#### Task:
Output each entry verbatim and exclude every picture from it.

#### Data records:
★ ★ ★
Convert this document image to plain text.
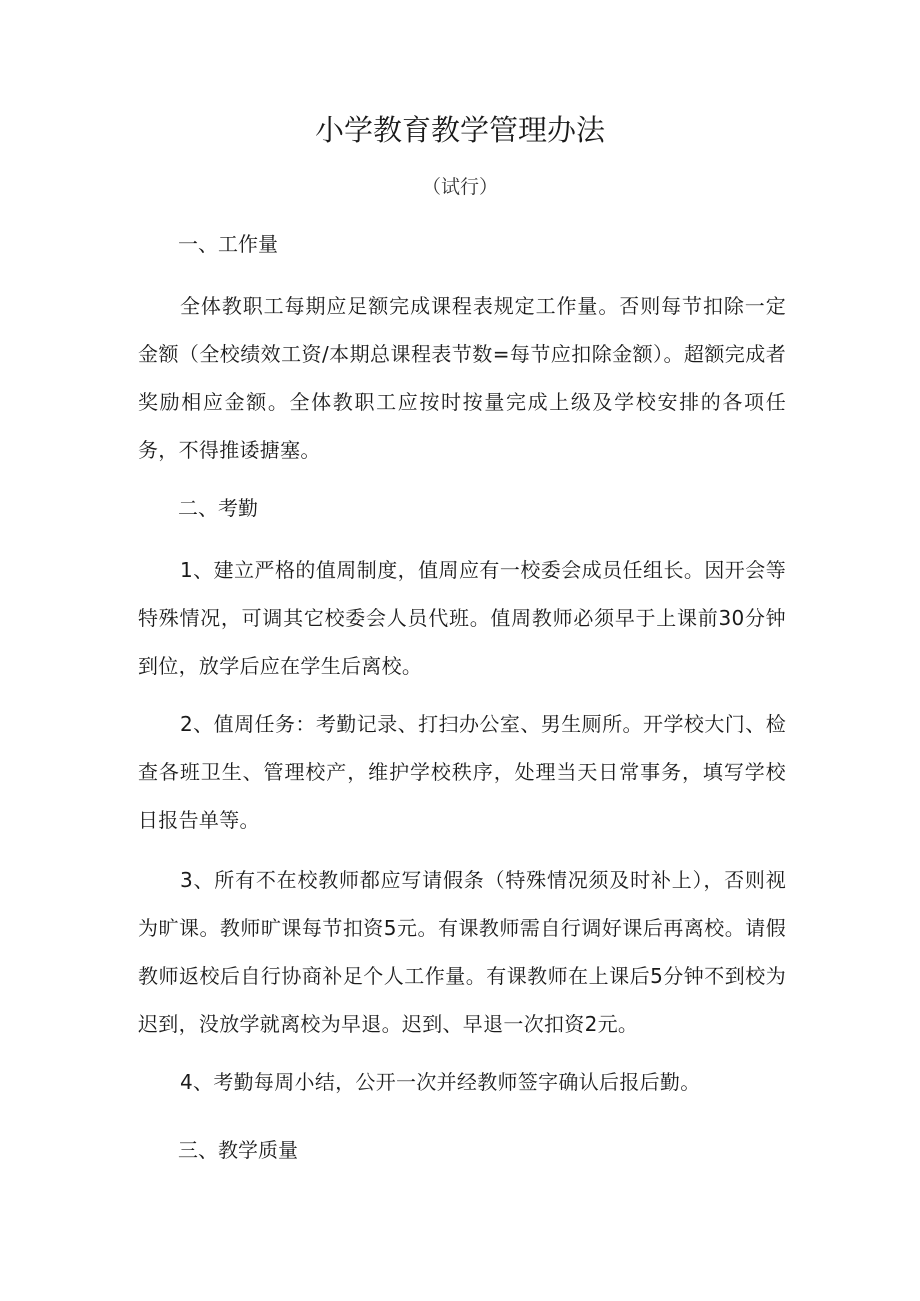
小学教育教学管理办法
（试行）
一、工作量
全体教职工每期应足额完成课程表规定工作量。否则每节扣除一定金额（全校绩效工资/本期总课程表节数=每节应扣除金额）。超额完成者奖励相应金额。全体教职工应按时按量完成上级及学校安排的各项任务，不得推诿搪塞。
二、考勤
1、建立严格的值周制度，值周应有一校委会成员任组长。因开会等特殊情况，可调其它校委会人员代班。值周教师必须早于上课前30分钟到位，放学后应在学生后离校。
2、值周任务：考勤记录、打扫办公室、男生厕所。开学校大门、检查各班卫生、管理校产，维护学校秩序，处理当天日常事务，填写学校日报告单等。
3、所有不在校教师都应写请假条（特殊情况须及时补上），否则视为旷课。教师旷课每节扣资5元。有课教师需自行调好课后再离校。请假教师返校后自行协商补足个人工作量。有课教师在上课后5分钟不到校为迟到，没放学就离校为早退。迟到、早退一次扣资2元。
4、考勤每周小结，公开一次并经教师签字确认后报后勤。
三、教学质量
★ ★ ★
#### Result of this task:
Convert this document image to plain text.
小学教育教学管理办法
（试行）
一、工作量
全体教职工每期应足额完成课程表规定工作量。否则每节扣除一定金额（全校绩效工资/本期总课程表节数=每节应扣除金额）。超额完成者奖励相应金额。全体教职工应按时按量完成上级及学校安排的各项任务，不得推诿搪塞。
二、考勤
1、建立严格的值周制度，值周应有一校委会成员任组长。因开会等特殊情况，可调其它校委会人员代班。值周教师必须早于上课前30分钟到位，放学后应在学生后离校。
2、值周任务：考勤记录、打扫办公室、男生厕所。开学校大门、检查各班卫生、管理校产，维护学校秩序，处理当天日常事务，填写学校日报告单等。
3、所有不在校教师都应写请假条（特殊情况须及时补上），否则视为旷课。教师旷课每节扣资5元。有课教师需自行调好课后再离校。请假教师返校后自行协商补足个人工作量。有课教师在上课后5分钟不到校为迟到，没放学就离校为早退。迟到、早退一次扣资2元。
4、考勤每周小结，公开一次并经教师签字确认后报后勤。
三、教学质量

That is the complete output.